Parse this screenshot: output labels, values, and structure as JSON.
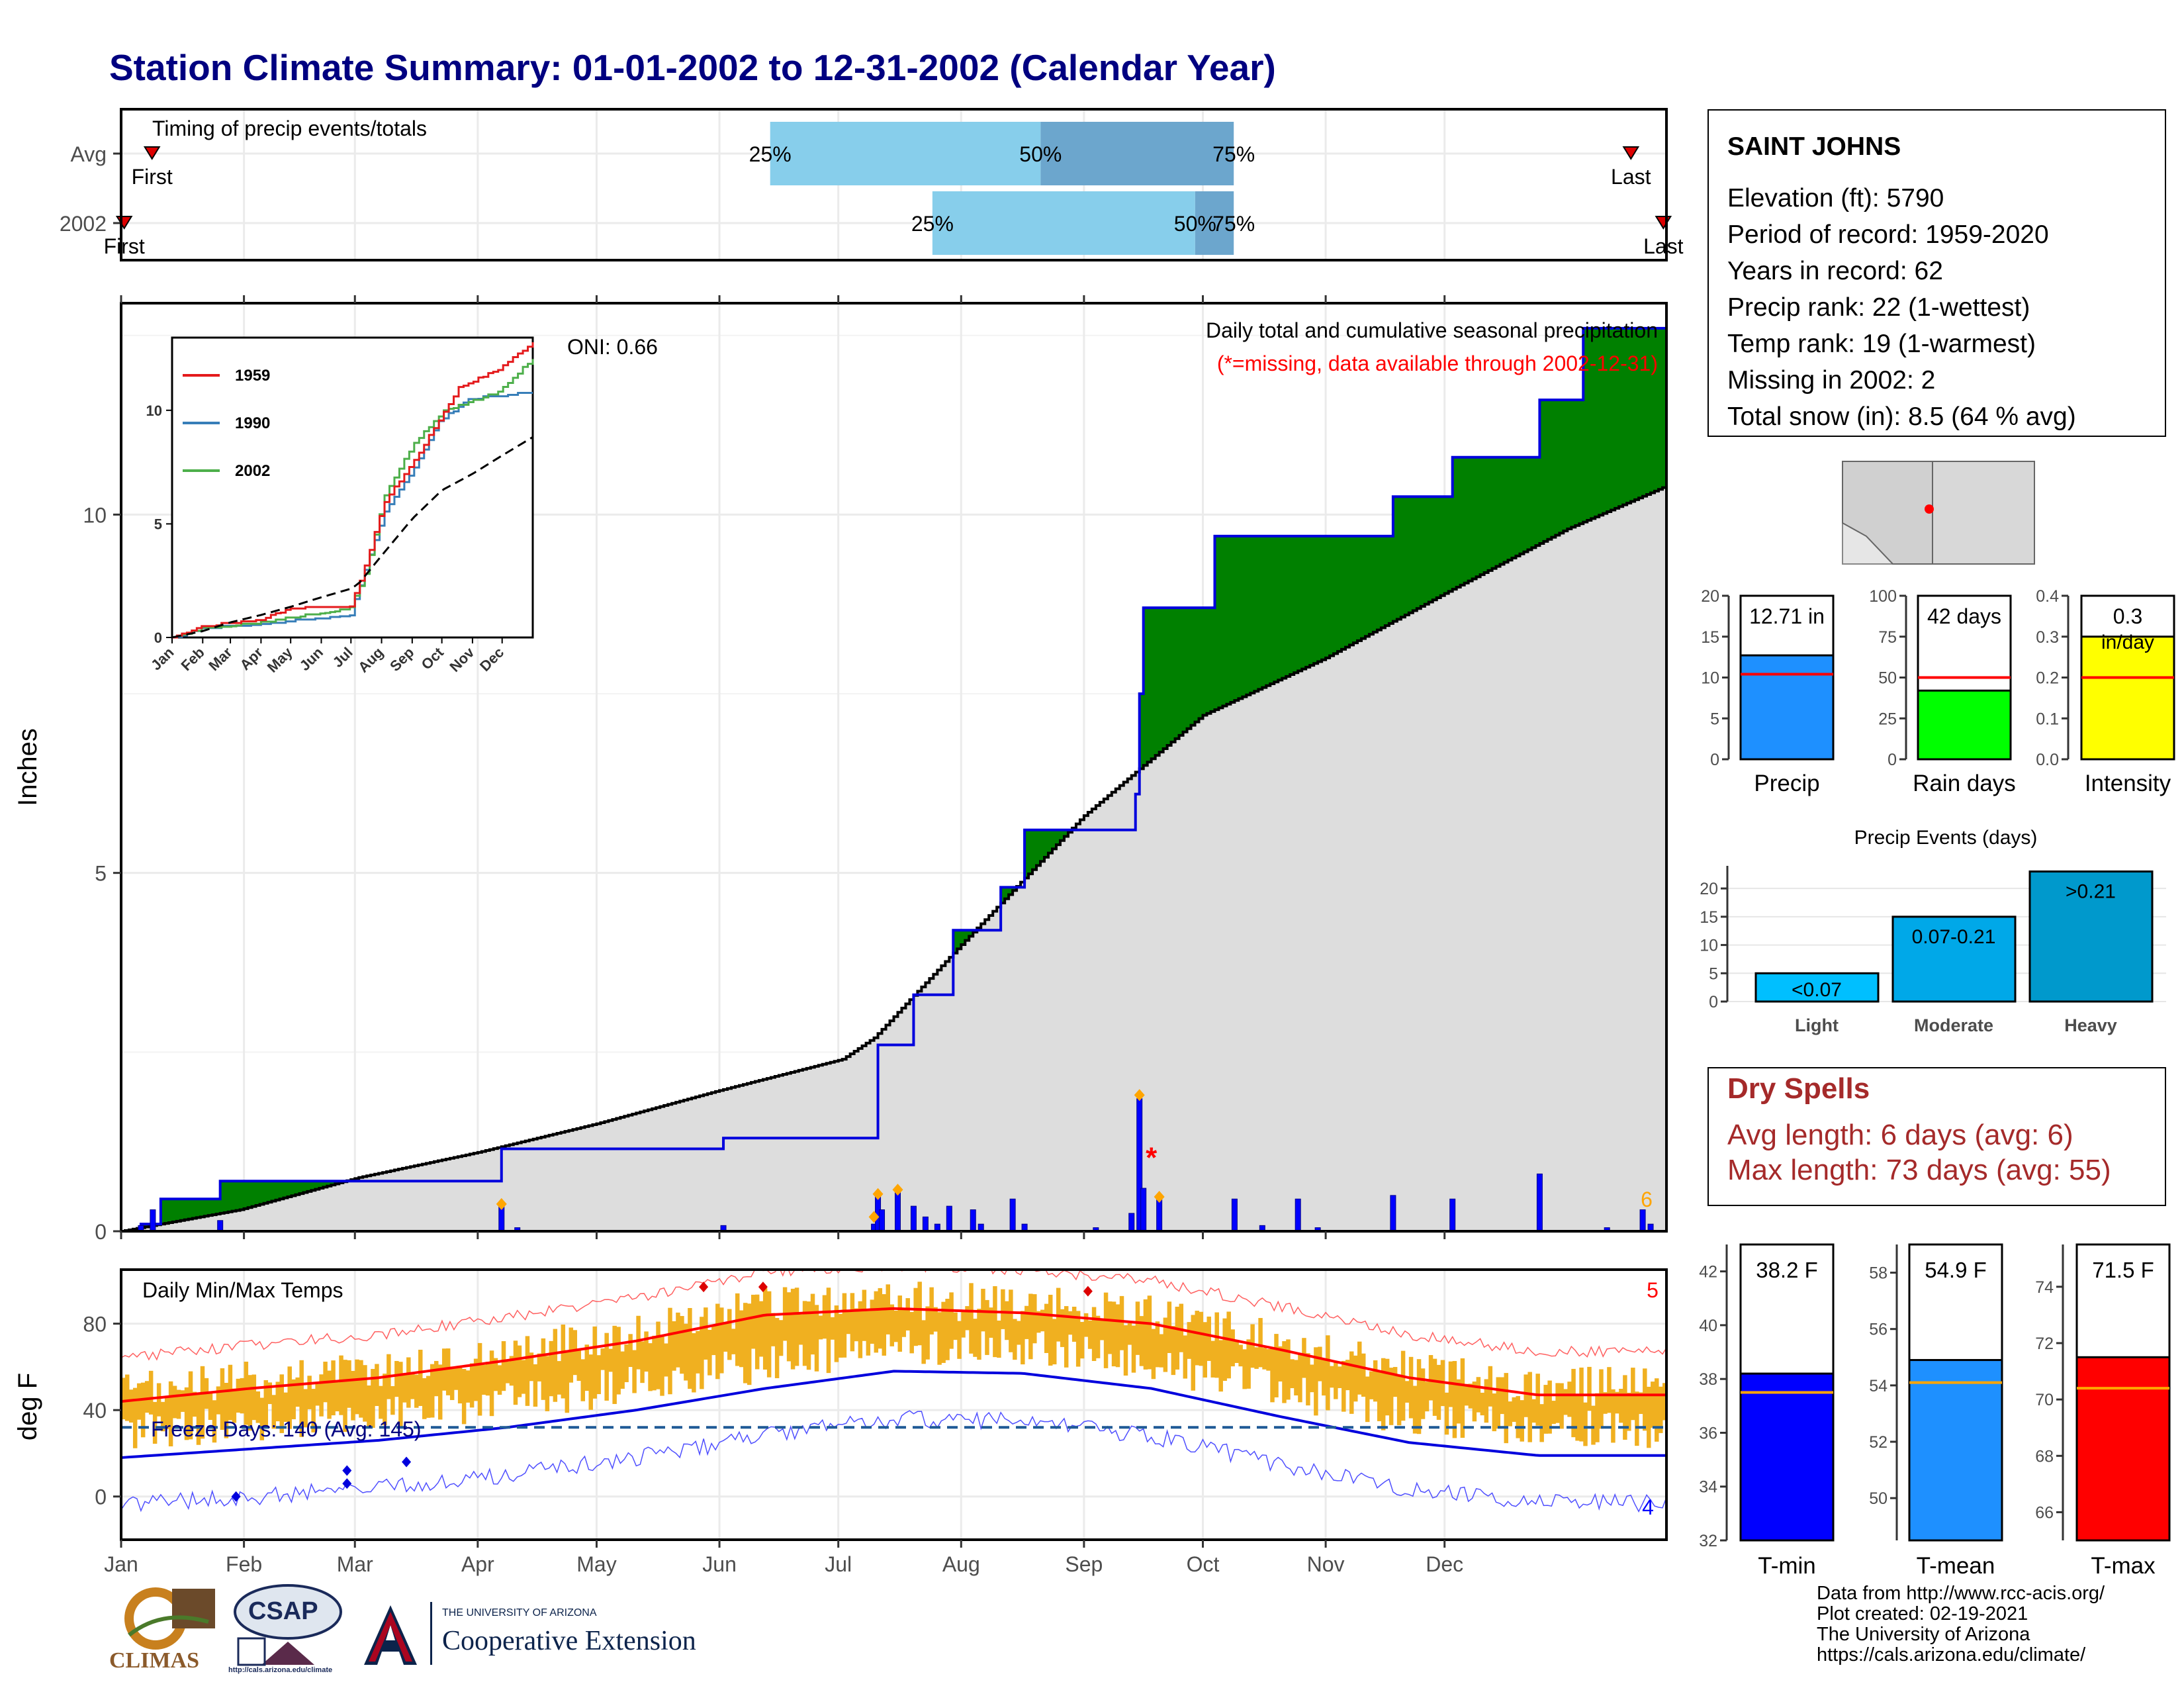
{
  "title": "Station Climate Summary: 01-01-2002 to 12-31-2002 (Calendar Year)",
  "timing": {
    "title": "Timing of precip events/totals",
    "rows": [
      {
        "label": "Avg",
        "q25": 0.42,
        "q50": 0.595,
        "q75": 0.72,
        "first": 0.02,
        "last": 0.977,
        "first_label": "First",
        "last_label": "Last"
      },
      {
        "label": "2002",
        "q25": 0.525,
        "q50": 0.695,
        "q75": 0.72,
        "first": 0.002,
        "last": 0.998,
        "first_label": "First",
        "last_label": "Last"
      }
    ],
    "pct_labels": [
      "25%",
      "50%",
      "75%"
    ]
  },
  "precip_panel": {
    "ylabel": "Inches",
    "yticks": [
      "0",
      "5",
      "10"
    ],
    "annotation1": "Daily total and cumulative seasonal precipitation",
    "annotation2": "(*=missing, data available through 2002-12-31)",
    "oni": "ONI: 0.66",
    "count_label": "6"
  },
  "inset": {
    "legend": [
      "1959",
      "1990",
      "2002"
    ],
    "yticks": [
      "0",
      "5",
      "10"
    ],
    "months": [
      "Jan",
      "Feb",
      "Mar",
      "Apr",
      "May",
      "Jun",
      "Jul",
      "Aug",
      "Sep",
      "Oct",
      "Nov",
      "Dec"
    ]
  },
  "temp_panel": {
    "ylabel": "deg F",
    "title": "Daily Min/Max Temps",
    "yticks": [
      "0",
      "40",
      "80"
    ],
    "freeze_label": "Freeze Days: 140 (Avg: 145)",
    "max_count": "5",
    "min_count": "4"
  },
  "months": [
    "Jan",
    "Feb",
    "Mar",
    "Apr",
    "May",
    "Jun",
    "Jul",
    "Aug",
    "Sep",
    "Oct",
    "Nov",
    "Dec"
  ],
  "station": {
    "name": "SAINT JOHNS",
    "lines": [
      "Elevation (ft): 5790",
      "Period of record: 1959-2020",
      "Years in record: 62",
      "Precip rank: 22 (1-wettest)",
      "Temp rank: 19 (1-warmest)",
      "Missing in 2002: 2",
      "Total snow (in): 8.5 (64 % avg)"
    ]
  },
  "summary_bars": [
    {
      "name": "Precip",
      "value_label": "12.71 in",
      "value": 12.71,
      "avg": 10.4,
      "ymax": 20,
      "ticks": [
        "0",
        "5",
        "10",
        "15",
        "20"
      ],
      "color": "#1e90ff"
    },
    {
      "name": "Rain days",
      "value_label": "42 days",
      "value": 42,
      "avg": 50,
      "ymax": 100,
      "ticks": [
        "0",
        "25",
        "50",
        "75",
        "100"
      ],
      "color": "#00ff00"
    },
    {
      "name": "Intensity",
      "value_label": "0.3",
      "unit_label": "in/day",
      "value": 0.3,
      "avg": 0.2,
      "ymax": 0.4,
      "ticks": [
        "0.0",
        "0.1",
        "0.2",
        "0.3",
        "0.4"
      ],
      "color": "#ffff00"
    }
  ],
  "events": {
    "title": "Precip Events (days)",
    "ticks": [
      "0",
      "5",
      "10",
      "15",
      "20"
    ],
    "bars": [
      {
        "name": "Light",
        "label": "<0.07",
        "value": 5,
        "color": "#00bfff"
      },
      {
        "name": "Moderate",
        "label": "0.07-0.21",
        "value": 15,
        "color": "#00a8e8"
      },
      {
        "name": "Heavy",
        "label": ">0.21",
        "value": 23,
        "color": "#0099cc"
      }
    ]
  },
  "dry_spells": {
    "title": "Dry Spells",
    "avg": "Avg length: 6 days (avg: 6)",
    "max": "Max length: 73 days (avg: 55)"
  },
  "temp_bars": [
    {
      "name": "T-min",
      "value_label": "38.2 F",
      "value": 38.2,
      "avg": 37.5,
      "ymin": 32,
      "ymax": 43,
      "ticks": [
        "32",
        "34",
        "36",
        "38",
        "40",
        "42"
      ],
      "color": "#0000ff"
    },
    {
      "name": "T-mean",
      "value_label": "54.9 F",
      "value": 54.9,
      "avg": 54.1,
      "ymin": 48.5,
      "ymax": 59,
      "ticks": [
        "50",
        "52",
        "54",
        "56",
        "58"
      ],
      "color": "#1e90ff"
    },
    {
      "name": "T-max",
      "value_label": "71.5 F",
      "value": 71.5,
      "avg": 70.4,
      "ymin": 65,
      "ymax": 75.5,
      "ticks": [
        "66",
        "68",
        "70",
        "72",
        "74"
      ],
      "color": "#ff0000"
    }
  ],
  "logos": {
    "climas": "CLIMAS",
    "csap": "CSAP",
    "csap_url": "http://cals.arizona.edu/climate",
    "ua_line1": "THE UNIVERSITY OF ARIZONA",
    "ua_line2": "Cooperative Extension"
  },
  "footer": [
    "Data from http://www.rcc-acis.org/",
    "Plot created: 02-19-2021",
    "The University of Arizona",
    "https://cals.arizona.edu/climate/"
  ],
  "chart_data": [
    {
      "type": "line",
      "name": "cumulative precipitation",
      "ylabel": "Inches",
      "x": [
        "Jan",
        "Feb",
        "Mar",
        "Apr",
        "May",
        "Jun",
        "Jul",
        "Aug",
        "Sep",
        "Oct",
        "Nov",
        "Dec"
      ],
      "series": [
        {
          "name": "2002",
          "points": [
            [
              0,
              0
            ],
            [
              5,
              0.1
            ],
            [
              10,
              0.45
            ],
            [
              25,
              0.7
            ],
            [
              95,
              0.7
            ],
            [
              96,
              1.15
            ],
            [
              152,
              1.3
            ],
            [
              190,
              1.3
            ],
            [
              191,
              2.6
            ],
            [
              200,
              3.3
            ],
            [
              210,
              4.2
            ],
            [
              222,
              4.8
            ],
            [
              228,
              5.6
            ],
            [
              246,
              5.6
            ],
            [
              256,
              6.1
            ],
            [
              257,
              7.5
            ],
            [
              258,
              8.7
            ],
            [
              275,
              8.7
            ],
            [
              276,
              9.7
            ],
            [
              320,
              9.7
            ],
            [
              321,
              10.25
            ],
            [
              335,
              10.25
            ],
            [
              336,
              10.8
            ],
            [
              357,
              10.8
            ],
            [
              358,
              11.6
            ],
            [
              368,
              11.6
            ],
            [
              369,
              12.6
            ],
            [
              389,
              12.6
            ],
            [
              390,
              12.71
            ]
          ]
        },
        {
          "name": "Average",
          "points": [
            [
              0,
              0
            ],
            [
              30,
              0.3
            ],
            [
              60,
              0.75
            ],
            [
              90,
              1.1
            ],
            [
              120,
              1.5
            ],
            [
              150,
              1.95
            ],
            [
              182,
              2.4
            ],
            [
              190,
              2.7
            ],
            [
              212,
              4.0
            ],
            [
              243,
              5.8
            ],
            [
              273,
              7.2
            ],
            [
              304,
              8.0
            ],
            [
              334,
              8.9
            ],
            [
              365,
              9.8
            ],
            [
              390,
              10.4
            ]
          ]
        }
      ],
      "ylim": [
        0,
        12.8
      ]
    },
    {
      "type": "line",
      "name": "Daily Min/Max Temps",
      "ylabel": "deg F",
      "x": [
        "Jan",
        "Feb",
        "Mar",
        "Apr",
        "May",
        "Jun",
        "Jul",
        "Aug",
        "Sep",
        "Oct",
        "Nov",
        "Dec"
      ],
      "series": [
        {
          "name": "Avg max",
          "values": [
            44,
            50,
            55,
            63,
            72,
            84,
            87,
            85,
            80,
            68,
            55,
            47
          ]
        },
        {
          "name": "Avg min",
          "values": [
            18,
            22,
            26,
            32,
            40,
            50,
            58,
            57,
            50,
            37,
            25,
            19
          ]
        }
      ],
      "ylim": [
        -20,
        105
      ]
    }
  ]
}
######
Omit every picture while copying the listing above exactly.

### Answer to this task
Parse this screenshot: output labels, values, and structure as JSON.
{
  "title": "Station Climate Summary: 01-01-2002 to 12-31-2002 (Calendar Year)",
  "timing": {
    "title": "Timing of precip events/totals",
    "rows": [
      {
        "label": "Avg",
        "q25": 0.42,
        "q50": 0.595,
        "q75": 0.72,
        "first": 0.02,
        "last": 0.977,
        "first_label": "First",
        "last_label": "Last"
      },
      {
        "label": "2002",
        "q25": 0.525,
        "q50": 0.695,
        "q75": 0.72,
        "first": 0.002,
        "last": 0.998,
        "first_label": "First",
        "last_label": "Last"
      }
    ],
    "pct_labels": [
      "25%",
      "50%",
      "75%"
    ]
  },
  "precip_panel": {
    "ylabel": "Inches",
    "yticks": [
      "0",
      "5",
      "10"
    ],
    "annotation1": "Daily total and cumulative seasonal precipitation",
    "annotation2": "(*=missing, data available through 2002-12-31)",
    "oni": "ONI: 0.66",
    "count_label": "6"
  },
  "inset": {
    "legend": [
      "1959",
      "1990",
      "2002"
    ],
    "yticks": [
      "0",
      "5",
      "10"
    ],
    "months": [
      "Jan",
      "Feb",
      "Mar",
      "Apr",
      "May",
      "Jun",
      "Jul",
      "Aug",
      "Sep",
      "Oct",
      "Nov",
      "Dec"
    ]
  },
  "temp_panel": {
    "ylabel": "deg F",
    "title": "Daily Min/Max Temps",
    "yticks": [
      "0",
      "40",
      "80"
    ],
    "freeze_label": "Freeze Days: 140 (Avg: 145)",
    "max_count": "5",
    "min_count": "4"
  },
  "months": [
    "Jan",
    "Feb",
    "Mar",
    "Apr",
    "May",
    "Jun",
    "Jul",
    "Aug",
    "Sep",
    "Oct",
    "Nov",
    "Dec"
  ],
  "station": {
    "name": "SAINT JOHNS",
    "lines": [
      "Elevation (ft): 5790",
      "Period of record: 1959-2020",
      "Years in record: 62",
      "Precip rank: 22 (1-wettest)",
      "Temp rank: 19 (1-warmest)",
      "Missing in 2002: 2",
      "Total snow (in): 8.5 (64 % avg)"
    ]
  },
  "summary_bars": [
    {
      "name": "Precip",
      "value_label": "12.71 in",
      "value": 12.71,
      "avg": 10.4,
      "ymax": 20,
      "ticks": [
        "0",
        "5",
        "10",
        "15",
        "20"
      ],
      "color": "#1e90ff"
    },
    {
      "name": "Rain days",
      "value_label": "42 days",
      "value": 42,
      "avg": 50,
      "ymax": 100,
      "ticks": [
        "0",
        "25",
        "50",
        "75",
        "100"
      ],
      "color": "#00ff00"
    },
    {
      "name": "Intensity",
      "value_label": "0.3",
      "unit_label": "in/day",
      "value": 0.3,
      "avg": 0.2,
      "ymax": 0.4,
      "ticks": [
        "0.0",
        "0.1",
        "0.2",
        "0.3",
        "0.4"
      ],
      "color": "#ffff00"
    }
  ],
  "events": {
    "title": "Precip Events (days)",
    "ticks": [
      "0",
      "5",
      "10",
      "15",
      "20"
    ],
    "bars": [
      {
        "name": "Light",
        "label": "<0.07",
        "value": 5,
        "color": "#00bfff"
      },
      {
        "name": "Moderate",
        "label": "0.07-0.21",
        "value": 15,
        "color": "#00a8e8"
      },
      {
        "name": "Heavy",
        "label": ">0.21",
        "value": 23,
        "color": "#0099cc"
      }
    ]
  },
  "dry_spells": {
    "title": "Dry Spells",
    "avg": "Avg length: 6 days (avg: 6)",
    "max": "Max length: 73 days (avg: 55)"
  },
  "temp_bars": [
    {
      "name": "T-min",
      "value_label": "38.2 F",
      "value": 38.2,
      "avg": 37.5,
      "ymin": 32,
      "ymax": 43,
      "ticks": [
        "32",
        "34",
        "36",
        "38",
        "40",
        "42"
      ],
      "color": "#0000ff"
    },
    {
      "name": "T-mean",
      "value_label": "54.9 F",
      "value": 54.9,
      "avg": 54.1,
      "ymin": 48.5,
      "ymax": 59,
      "ticks": [
        "50",
        "52",
        "54",
        "56",
        "58"
      ],
      "color": "#1e90ff"
    },
    {
      "name": "T-max",
      "value_label": "71.5 F",
      "value": 71.5,
      "avg": 70.4,
      "ymin": 65,
      "ymax": 75.5,
      "ticks": [
        "66",
        "68",
        "70",
        "72",
        "74"
      ],
      "color": "#ff0000"
    }
  ],
  "logos": {
    "climas": "CLIMAS",
    "csap": "CSAP",
    "csap_url": "http://cals.arizona.edu/climate",
    "ua_line1": "THE UNIVERSITY OF ARIZONA",
    "ua_line2": "Cooperative Extension"
  },
  "footer": [
    "Data from http://www.rcc-acis.org/",
    "Plot created: 02-19-2021",
    "The University of Arizona",
    "https://cals.arizona.edu/climate/"
  ],
  "chart_data": [
    {
      "type": "line",
      "name": "cumulative precipitation",
      "ylabel": "Inches",
      "x": [
        "Jan",
        "Feb",
        "Mar",
        "Apr",
        "May",
        "Jun",
        "Jul",
        "Aug",
        "Sep",
        "Oct",
        "Nov",
        "Dec"
      ],
      "series": [
        {
          "name": "2002",
          "points": [
            [
              0,
              0
            ],
            [
              5,
              0.1
            ],
            [
              10,
              0.45
            ],
            [
              25,
              0.7
            ],
            [
              95,
              0.7
            ],
            [
              96,
              1.15
            ],
            [
              152,
              1.3
            ],
            [
              190,
              1.3
            ],
            [
              191,
              2.6
            ],
            [
              200,
              3.3
            ],
            [
              210,
              4.2
            ],
            [
              222,
              4.8
            ],
            [
              228,
              5.6
            ],
            [
              246,
              5.6
            ],
            [
              256,
              6.1
            ],
            [
              257,
              7.5
            ],
            [
              258,
              8.7
            ],
            [
              275,
              8.7
            ],
            [
              276,
              9.7
            ],
            [
              320,
              9.7
            ],
            [
              321,
              10.25
            ],
            [
              335,
              10.25
            ],
            [
              336,
              10.8
            ],
            [
              357,
              10.8
            ],
            [
              358,
              11.6
            ],
            [
              368,
              11.6
            ],
            [
              369,
              12.6
            ],
            [
              389,
              12.6
            ],
            [
              390,
              12.71
            ]
          ]
        },
        {
          "name": "Average",
          "points": [
            [
              0,
              0
            ],
            [
              30,
              0.3
            ],
            [
              60,
              0.75
            ],
            [
              90,
              1.1
            ],
            [
              120,
              1.5
            ],
            [
              150,
              1.95
            ],
            [
              182,
              2.4
            ],
            [
              190,
              2.7
            ],
            [
              212,
              4.0
            ],
            [
              243,
              5.8
            ],
            [
              273,
              7.2
            ],
            [
              304,
              8.0
            ],
            [
              334,
              8.9
            ],
            [
              365,
              9.8
            ],
            [
              390,
              10.4
            ]
          ]
        }
      ],
      "ylim": [
        0,
        12.8
      ]
    },
    {
      "type": "line",
      "name": "Daily Min/Max Temps",
      "ylabel": "deg F",
      "x": [
        "Jan",
        "Feb",
        "Mar",
        "Apr",
        "May",
        "Jun",
        "Jul",
        "Aug",
        "Sep",
        "Oct",
        "Nov",
        "Dec"
      ],
      "series": [
        {
          "name": "Avg max",
          "values": [
            44,
            50,
            55,
            63,
            72,
            84,
            87,
            85,
            80,
            68,
            55,
            47
          ]
        },
        {
          "name": "Avg min",
          "values": [
            18,
            22,
            26,
            32,
            40,
            50,
            58,
            57,
            50,
            37,
            25,
            19
          ]
        }
      ],
      "ylim": [
        -20,
        105
      ]
    }
  ]
}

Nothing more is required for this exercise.